--- start of Data ---

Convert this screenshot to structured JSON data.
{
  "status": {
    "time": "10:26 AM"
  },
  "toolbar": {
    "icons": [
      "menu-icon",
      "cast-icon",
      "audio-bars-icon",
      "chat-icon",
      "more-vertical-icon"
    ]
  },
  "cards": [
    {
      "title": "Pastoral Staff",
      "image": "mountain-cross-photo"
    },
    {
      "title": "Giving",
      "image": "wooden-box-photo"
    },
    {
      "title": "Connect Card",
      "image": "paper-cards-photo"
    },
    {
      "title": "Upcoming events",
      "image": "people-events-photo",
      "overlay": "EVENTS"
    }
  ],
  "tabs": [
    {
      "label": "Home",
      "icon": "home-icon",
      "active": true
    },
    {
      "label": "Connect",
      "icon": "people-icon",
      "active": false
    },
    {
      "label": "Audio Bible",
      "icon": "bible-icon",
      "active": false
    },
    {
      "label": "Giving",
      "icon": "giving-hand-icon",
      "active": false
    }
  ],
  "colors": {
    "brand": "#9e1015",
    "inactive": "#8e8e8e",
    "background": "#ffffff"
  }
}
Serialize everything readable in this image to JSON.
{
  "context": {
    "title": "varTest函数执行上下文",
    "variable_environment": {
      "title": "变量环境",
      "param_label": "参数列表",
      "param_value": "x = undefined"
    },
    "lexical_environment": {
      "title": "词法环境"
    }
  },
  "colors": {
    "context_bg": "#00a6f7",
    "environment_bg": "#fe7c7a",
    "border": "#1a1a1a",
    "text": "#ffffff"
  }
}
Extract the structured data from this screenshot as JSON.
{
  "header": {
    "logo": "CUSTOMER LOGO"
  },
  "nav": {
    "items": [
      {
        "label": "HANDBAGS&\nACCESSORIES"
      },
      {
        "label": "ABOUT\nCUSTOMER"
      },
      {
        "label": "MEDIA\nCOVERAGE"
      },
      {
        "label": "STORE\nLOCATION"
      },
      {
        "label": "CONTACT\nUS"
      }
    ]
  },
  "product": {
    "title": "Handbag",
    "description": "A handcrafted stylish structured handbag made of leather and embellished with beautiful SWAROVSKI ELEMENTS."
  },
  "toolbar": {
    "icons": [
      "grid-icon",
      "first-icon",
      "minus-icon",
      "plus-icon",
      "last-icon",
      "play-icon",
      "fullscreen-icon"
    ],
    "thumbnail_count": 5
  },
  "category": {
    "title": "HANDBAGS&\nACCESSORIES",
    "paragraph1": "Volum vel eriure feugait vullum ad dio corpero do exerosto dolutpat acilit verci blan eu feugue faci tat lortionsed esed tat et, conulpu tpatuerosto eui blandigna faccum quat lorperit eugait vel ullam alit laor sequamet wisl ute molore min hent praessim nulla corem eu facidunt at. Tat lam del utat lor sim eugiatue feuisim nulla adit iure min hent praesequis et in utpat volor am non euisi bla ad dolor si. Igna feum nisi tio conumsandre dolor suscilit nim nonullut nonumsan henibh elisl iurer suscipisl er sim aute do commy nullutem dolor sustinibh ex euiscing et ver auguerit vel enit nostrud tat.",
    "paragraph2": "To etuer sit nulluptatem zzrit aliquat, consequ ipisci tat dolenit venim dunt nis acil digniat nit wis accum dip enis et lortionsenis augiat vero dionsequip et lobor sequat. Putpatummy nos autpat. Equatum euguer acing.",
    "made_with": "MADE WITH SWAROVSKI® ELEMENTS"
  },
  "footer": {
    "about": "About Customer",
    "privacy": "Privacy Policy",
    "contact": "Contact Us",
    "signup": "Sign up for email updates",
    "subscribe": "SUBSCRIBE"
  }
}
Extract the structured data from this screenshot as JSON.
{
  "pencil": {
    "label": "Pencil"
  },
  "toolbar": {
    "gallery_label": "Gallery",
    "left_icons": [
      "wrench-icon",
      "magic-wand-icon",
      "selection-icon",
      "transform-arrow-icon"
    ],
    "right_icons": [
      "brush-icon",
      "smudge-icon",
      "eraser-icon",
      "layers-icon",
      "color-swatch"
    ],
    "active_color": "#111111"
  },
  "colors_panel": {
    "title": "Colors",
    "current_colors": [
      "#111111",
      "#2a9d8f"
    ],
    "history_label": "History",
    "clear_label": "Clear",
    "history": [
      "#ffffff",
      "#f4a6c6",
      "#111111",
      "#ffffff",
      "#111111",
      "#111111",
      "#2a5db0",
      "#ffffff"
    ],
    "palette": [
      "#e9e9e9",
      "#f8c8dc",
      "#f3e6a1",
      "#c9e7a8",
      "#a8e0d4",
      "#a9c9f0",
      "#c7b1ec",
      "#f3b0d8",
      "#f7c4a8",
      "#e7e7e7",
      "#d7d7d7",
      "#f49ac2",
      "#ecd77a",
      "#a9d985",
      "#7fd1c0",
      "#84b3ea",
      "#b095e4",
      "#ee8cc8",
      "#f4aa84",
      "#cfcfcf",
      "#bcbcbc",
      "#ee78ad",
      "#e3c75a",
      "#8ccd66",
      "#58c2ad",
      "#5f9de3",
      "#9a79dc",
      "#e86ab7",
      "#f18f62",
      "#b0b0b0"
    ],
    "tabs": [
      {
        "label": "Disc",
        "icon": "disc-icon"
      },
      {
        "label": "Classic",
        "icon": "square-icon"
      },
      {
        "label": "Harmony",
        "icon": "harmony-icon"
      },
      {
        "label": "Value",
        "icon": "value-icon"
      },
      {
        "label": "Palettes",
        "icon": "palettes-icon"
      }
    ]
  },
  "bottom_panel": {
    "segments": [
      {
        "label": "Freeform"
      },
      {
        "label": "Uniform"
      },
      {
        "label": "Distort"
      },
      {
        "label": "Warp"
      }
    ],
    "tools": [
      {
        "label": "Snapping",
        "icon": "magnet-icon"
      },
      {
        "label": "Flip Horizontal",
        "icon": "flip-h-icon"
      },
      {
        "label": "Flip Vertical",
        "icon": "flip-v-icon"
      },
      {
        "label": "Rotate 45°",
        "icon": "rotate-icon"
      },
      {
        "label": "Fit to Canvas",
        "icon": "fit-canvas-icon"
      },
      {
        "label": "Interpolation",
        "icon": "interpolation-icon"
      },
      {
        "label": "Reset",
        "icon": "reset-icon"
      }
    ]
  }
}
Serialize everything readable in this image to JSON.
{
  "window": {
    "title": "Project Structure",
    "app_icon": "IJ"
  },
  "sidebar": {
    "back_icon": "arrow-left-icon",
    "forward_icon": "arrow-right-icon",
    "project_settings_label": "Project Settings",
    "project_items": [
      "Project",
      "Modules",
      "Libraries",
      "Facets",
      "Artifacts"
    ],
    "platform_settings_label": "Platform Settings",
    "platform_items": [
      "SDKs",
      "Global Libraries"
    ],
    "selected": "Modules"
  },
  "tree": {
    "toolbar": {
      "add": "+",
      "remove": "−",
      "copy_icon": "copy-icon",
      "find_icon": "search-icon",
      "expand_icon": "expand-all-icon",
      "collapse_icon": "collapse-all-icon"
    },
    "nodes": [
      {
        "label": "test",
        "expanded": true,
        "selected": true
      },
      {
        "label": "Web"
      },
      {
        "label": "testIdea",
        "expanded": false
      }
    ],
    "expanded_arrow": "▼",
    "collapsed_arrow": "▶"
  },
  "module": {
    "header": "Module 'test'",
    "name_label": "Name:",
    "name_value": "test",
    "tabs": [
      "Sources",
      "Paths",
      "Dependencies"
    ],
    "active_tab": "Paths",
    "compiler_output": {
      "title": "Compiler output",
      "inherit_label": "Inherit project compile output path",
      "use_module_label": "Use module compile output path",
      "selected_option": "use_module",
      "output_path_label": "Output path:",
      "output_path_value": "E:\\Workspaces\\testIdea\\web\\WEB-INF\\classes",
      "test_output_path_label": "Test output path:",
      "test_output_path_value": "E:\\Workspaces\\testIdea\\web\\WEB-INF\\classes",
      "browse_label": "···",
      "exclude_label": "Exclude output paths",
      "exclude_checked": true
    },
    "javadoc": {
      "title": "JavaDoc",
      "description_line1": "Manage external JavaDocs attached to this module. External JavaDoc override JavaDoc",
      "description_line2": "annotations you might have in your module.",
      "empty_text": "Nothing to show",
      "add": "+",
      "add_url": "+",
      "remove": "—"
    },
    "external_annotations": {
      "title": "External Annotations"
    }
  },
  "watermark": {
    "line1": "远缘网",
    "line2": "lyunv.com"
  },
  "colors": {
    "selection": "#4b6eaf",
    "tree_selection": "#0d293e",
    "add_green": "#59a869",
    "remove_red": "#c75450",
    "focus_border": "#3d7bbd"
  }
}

--- end of Data ---

### The task:
Extract all lines that hold the word "Workspaces".

### Solution:
      "output_path_value": "E:\\Workspaces\\testIdea\\web\\WEB-INF\\classes",
      "test_output_path_value": "E:\\Workspaces\\testIdea\\web\\WEB-INF\\classes",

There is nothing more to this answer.